_GIVEN PASSAGE_.

I was reminded again to-day of how constant work must be the only thing that makes living possible to many of these women. We were at lunch, when suddenly the roar of the German guns cut across our talk. We rushed into the street, where a gesticulating crowd had already located the five Allied aeroplanes high above us. Little white clouds dotted the sky all about them—puffs of white smoke that marked the bursting shrapnel. Tho the guns seemed to be firing just behind our house, we believed we were quite out of danger. However, Marie ran to us quite white and with her hands over her ears. “Oh, Madame!” she cried, “the shrapnel is bursting all about the kitchen!” She had experienced it. She had told me once that her sister had died of fright three days after the war began, and I realized now that she probably had. Our picturesque LÉon slipt over to assure me that this was not a real attack, but just a visit to give us hope on the second anniversary of the beginning of the war, to tell us the Allies were thinking of us, and that we should soon be delivered. Without doubt they would drop a message of some sort.

I thought of our United States Minister and his proximity to the Luxembourg railroad station. He had several times smilingly exprest concern over that proximity.

_ENTRIES PROVIDED_.
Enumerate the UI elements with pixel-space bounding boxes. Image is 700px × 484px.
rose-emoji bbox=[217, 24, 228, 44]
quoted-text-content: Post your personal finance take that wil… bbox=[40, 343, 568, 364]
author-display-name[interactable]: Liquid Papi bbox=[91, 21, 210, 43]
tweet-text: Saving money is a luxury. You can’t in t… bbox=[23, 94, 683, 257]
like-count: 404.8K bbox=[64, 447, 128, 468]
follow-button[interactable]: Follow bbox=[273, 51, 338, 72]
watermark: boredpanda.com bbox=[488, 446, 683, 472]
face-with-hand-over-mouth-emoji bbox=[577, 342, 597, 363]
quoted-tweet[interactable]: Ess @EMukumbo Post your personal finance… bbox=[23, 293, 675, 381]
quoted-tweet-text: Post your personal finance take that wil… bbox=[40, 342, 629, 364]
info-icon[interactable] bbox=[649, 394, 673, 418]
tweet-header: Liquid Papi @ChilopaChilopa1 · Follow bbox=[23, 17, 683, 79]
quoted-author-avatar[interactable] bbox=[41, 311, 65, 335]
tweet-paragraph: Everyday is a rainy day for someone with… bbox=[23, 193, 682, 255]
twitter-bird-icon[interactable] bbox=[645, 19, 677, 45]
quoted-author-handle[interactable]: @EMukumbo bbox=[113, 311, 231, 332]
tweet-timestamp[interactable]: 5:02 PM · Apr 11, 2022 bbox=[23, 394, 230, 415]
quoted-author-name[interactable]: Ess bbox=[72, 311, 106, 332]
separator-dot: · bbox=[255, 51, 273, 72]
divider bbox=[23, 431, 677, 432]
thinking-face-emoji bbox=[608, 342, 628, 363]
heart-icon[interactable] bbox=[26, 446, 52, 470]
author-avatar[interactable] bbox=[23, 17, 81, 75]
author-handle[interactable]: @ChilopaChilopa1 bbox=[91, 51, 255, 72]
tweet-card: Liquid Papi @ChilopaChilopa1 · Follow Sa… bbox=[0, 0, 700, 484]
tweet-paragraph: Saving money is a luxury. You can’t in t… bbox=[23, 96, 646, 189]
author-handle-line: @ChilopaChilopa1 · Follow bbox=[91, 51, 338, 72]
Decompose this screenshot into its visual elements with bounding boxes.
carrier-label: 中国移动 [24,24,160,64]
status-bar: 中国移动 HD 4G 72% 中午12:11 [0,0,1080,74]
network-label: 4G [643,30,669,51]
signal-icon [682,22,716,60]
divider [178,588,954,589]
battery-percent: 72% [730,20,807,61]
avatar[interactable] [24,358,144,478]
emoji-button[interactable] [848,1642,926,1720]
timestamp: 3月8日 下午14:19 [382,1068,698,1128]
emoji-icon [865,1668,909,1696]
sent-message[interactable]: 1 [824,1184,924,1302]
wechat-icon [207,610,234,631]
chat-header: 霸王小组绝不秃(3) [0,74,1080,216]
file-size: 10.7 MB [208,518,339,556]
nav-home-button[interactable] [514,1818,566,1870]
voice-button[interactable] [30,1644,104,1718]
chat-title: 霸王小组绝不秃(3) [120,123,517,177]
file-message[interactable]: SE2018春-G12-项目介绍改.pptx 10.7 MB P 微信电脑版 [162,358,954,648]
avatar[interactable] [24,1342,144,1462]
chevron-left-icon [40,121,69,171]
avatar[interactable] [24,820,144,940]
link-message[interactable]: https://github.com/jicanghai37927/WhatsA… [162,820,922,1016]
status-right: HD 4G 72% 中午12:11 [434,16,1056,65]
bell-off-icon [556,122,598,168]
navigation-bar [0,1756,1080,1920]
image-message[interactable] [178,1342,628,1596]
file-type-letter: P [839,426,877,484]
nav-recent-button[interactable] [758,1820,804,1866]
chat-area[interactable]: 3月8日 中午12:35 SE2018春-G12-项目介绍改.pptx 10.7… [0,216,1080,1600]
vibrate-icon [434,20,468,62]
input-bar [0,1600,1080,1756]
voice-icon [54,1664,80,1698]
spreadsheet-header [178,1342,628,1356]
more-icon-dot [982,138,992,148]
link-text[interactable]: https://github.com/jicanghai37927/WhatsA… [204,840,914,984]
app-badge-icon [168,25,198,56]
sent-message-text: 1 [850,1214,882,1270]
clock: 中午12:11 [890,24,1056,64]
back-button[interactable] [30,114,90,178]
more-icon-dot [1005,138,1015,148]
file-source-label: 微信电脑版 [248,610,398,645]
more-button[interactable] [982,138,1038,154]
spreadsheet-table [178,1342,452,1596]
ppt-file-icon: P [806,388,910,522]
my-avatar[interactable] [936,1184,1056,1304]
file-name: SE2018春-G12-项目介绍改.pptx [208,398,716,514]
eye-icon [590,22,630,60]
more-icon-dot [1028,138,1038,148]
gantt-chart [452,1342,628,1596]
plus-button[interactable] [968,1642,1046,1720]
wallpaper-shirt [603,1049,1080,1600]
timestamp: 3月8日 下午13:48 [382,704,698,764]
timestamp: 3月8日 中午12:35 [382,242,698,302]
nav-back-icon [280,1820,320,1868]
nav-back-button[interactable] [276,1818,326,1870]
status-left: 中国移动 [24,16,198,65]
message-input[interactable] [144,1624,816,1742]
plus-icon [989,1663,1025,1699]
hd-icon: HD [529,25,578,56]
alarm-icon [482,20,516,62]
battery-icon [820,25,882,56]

_INSTRUCTION 1_. In the diary passage, how many Allied aeroplanes did the crowd spot high overhead?
_INSTRUCTION 2_. Pick up the diary passage after its final sentence and continue it in the same voice.

_EXERCISE RESULT 1_. Five.

_EXERCISE RESULT 2_.
I remembered, too, the swift answer of Monsieur ... who lives opposite the railroad station at Mons. Bombs had just been dropt on this station—one had fallen in front of his house, and when I asked if he and his wife would not consider moving he replied, “Madame, our two sons are in the trenches—should we not be ashamed to think of this as danger?”

All the while the aeroplanes were circling and the guns were booming. Then suddenly one of the aviators made a sensational drop to within a few hundred meters of the Molenbeek Station, threw his bombs, and before the guns could right themselves, regained his altitude—and all five were off, marvelously escaping the puffs of white before and behind them.

This was thrilling, till suddenly flashed the sickening realization of what it really meant. The man behind the gun was doing his utmost to kill the man in the machine. It was horrible—horrible to us.

But to Belgian wives and mothers what must it have been? As they looked up they cried: “Is that my boy—my husband, who has come back to his home this way? After two years, is he there? My God, can they reach him?” The only answer was the roar of the guns, the bursting shrapnel—and they covered their eyes.

I visited Madame ..., whose only son is in the flying corps, at her toy factory the following day, and realized what the experience had cost her. Her comment, however, was, “Well, now I believe I am steeled for the next.”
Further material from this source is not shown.